Objective
Extract every entry word for word. Skip the pictures.

Source records

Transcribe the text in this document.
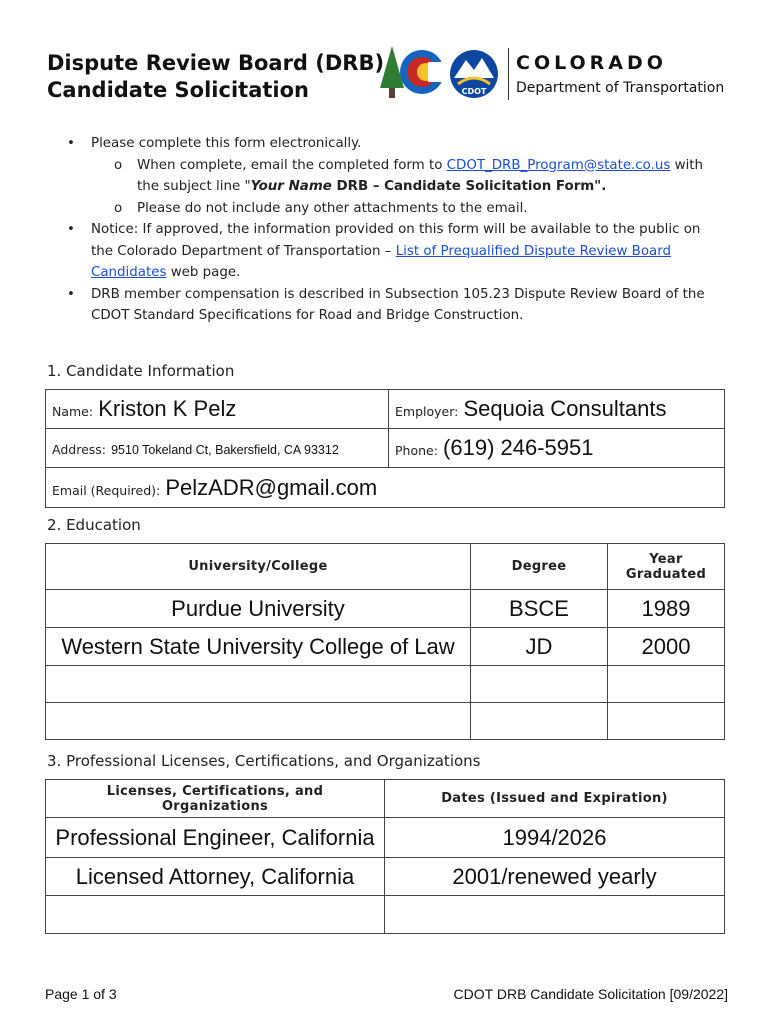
Dispute Review Board (DRB)
Candidate Solicitation	CDOT
COLORADO
Department of Transportation
• Please complete this form electronically.
o When complete, email the completed form to CDOT_DRB_Program@state.co.us with
the subject line "Your Name DRB – Candidate Solicitation Form".
o Please do not include any other attachments to the email.
• Notice: If approved, the information provided on this form will be available to the public on
the Colorado Department of Transportation – List of Prequalified Dispute Review Board
Candidates web page.
• DRB member compensation is described in Subsection 105.23 Dispute Review Board of the
CDOT Standard Specifications for Road and Bridge Construction.
1. Candidate Information
Name: Kriston K Pelz	Employer: Sequoia Consultants
Address: 9510 Tokeland Ct, Bakersfield, CA 93312	Phone: (619) 246-5951
Email (Required): PelzADR@gmail.com	
2. Education
University/College	Degree	Year
Graduated

Purdue University	BSCE	1989
Western State University College of Law	JD	2000

3. Professional Licenses, Certifications, and Organizations
Licenses, Certifications, and Organizations	Dates (Issued and Expiration)
Professional Engineer, California	1994/2026
Licensed Attorney, California	2001/renewed yearly

Page 1 of 3	CDOT DRB Candidate Solicitation [09/2022]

Result of this exercise
Transcribe the text in this document.
Dispute Review Board (DRB)
Candidate Solicitation	CDOT
COLORADO
Department of Transportation
• Please complete this form electronically.
o When complete, email the completed form to CDOT_DRB_Program@state.co.us with
the subject line "Your Name DRB – Candidate Solicitation Form".
o Please do not include any other attachments to the email.
• Notice: If approved, the information provided on this form will be available to the public on
the Colorado Department of Transportation – List of Prequalified Dispute Review Board
Candidates web page.
• DRB member compensation is described in Subsection 105.23 Dispute Review Board of the
CDOT Standard Specifications for Road and Bridge Construction.
1. Candidate Information
Name: Kriston K Pelz	Employer: Sequoia Consultants
Address: 9510 Tokeland Ct, Bakersfield, CA 93312	Phone: (619) 246-5951
Email (Required): PelzADR@gmail.com	
2. Education
University/College	Degree	Year
Graduated

Purdue University	BSCE	1989
Western State University College of Law	JD	2000

3. Professional Licenses, Certifications, and Organizations
Licenses, Certifications, and Organizations	Dates (Issued and Expiration)
Professional Engineer, California	1994/2026
Licensed Attorney, California	2001/renewed yearly

Page 1 of 3	CDOT DRB Candidate Solicitation [09/2022]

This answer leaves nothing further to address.